Stored items from a collection
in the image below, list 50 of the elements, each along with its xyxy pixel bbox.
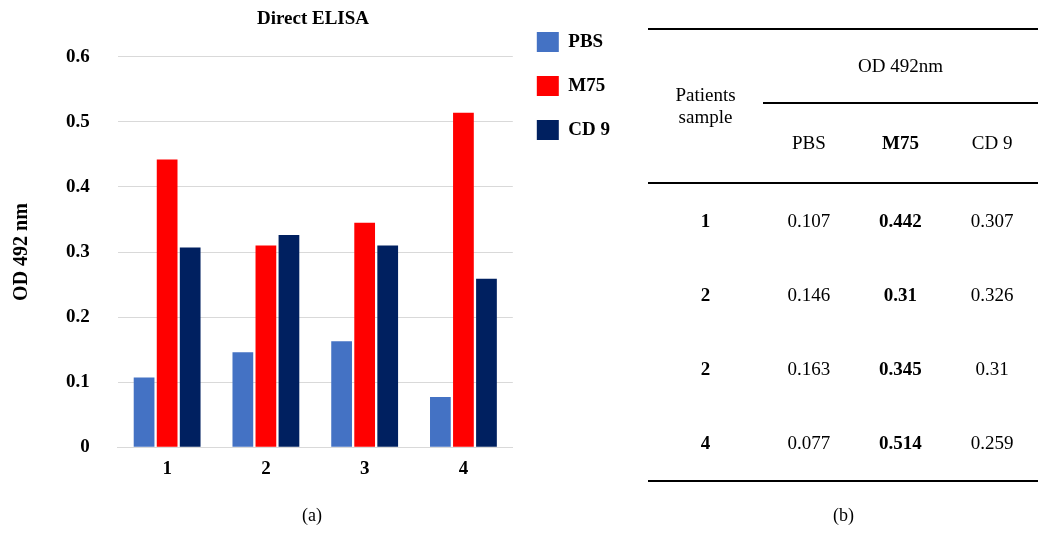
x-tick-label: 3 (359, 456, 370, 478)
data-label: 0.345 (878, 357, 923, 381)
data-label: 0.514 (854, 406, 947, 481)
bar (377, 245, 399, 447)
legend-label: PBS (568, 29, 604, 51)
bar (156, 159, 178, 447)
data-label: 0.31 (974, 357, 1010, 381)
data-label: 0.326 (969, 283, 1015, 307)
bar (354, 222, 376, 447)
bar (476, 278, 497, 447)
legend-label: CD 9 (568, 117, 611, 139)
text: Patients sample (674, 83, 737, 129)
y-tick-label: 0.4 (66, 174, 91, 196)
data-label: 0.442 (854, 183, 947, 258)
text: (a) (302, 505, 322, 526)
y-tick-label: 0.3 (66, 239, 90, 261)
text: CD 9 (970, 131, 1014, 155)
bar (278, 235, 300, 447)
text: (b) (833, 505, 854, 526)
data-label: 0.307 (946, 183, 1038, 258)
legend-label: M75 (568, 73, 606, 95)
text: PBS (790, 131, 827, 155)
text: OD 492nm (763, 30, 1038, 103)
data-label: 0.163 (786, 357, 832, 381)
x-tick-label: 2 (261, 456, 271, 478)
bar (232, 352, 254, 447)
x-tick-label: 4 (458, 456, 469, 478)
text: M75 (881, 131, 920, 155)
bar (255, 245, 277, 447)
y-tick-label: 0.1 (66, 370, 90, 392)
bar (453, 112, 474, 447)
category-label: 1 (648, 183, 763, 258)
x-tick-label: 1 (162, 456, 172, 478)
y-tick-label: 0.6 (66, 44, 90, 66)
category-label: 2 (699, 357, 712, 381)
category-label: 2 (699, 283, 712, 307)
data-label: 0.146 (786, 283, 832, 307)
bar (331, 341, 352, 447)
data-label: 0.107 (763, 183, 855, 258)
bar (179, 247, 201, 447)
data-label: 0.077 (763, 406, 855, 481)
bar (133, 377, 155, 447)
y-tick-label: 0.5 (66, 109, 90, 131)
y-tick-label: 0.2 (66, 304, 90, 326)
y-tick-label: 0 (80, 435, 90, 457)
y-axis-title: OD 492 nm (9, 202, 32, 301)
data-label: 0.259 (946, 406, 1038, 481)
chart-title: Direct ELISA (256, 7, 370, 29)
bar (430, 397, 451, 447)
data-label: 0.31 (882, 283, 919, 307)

(PROBLEM DESCRIPTION) Wherever the string "title" appears in the records above, copy the line it sits in.

(EXERCISE RESULT)
y-axis-title: OD 492 nm (9, 202, 32, 301)
chart-title: Direct ELISA (256, 7, 370, 29)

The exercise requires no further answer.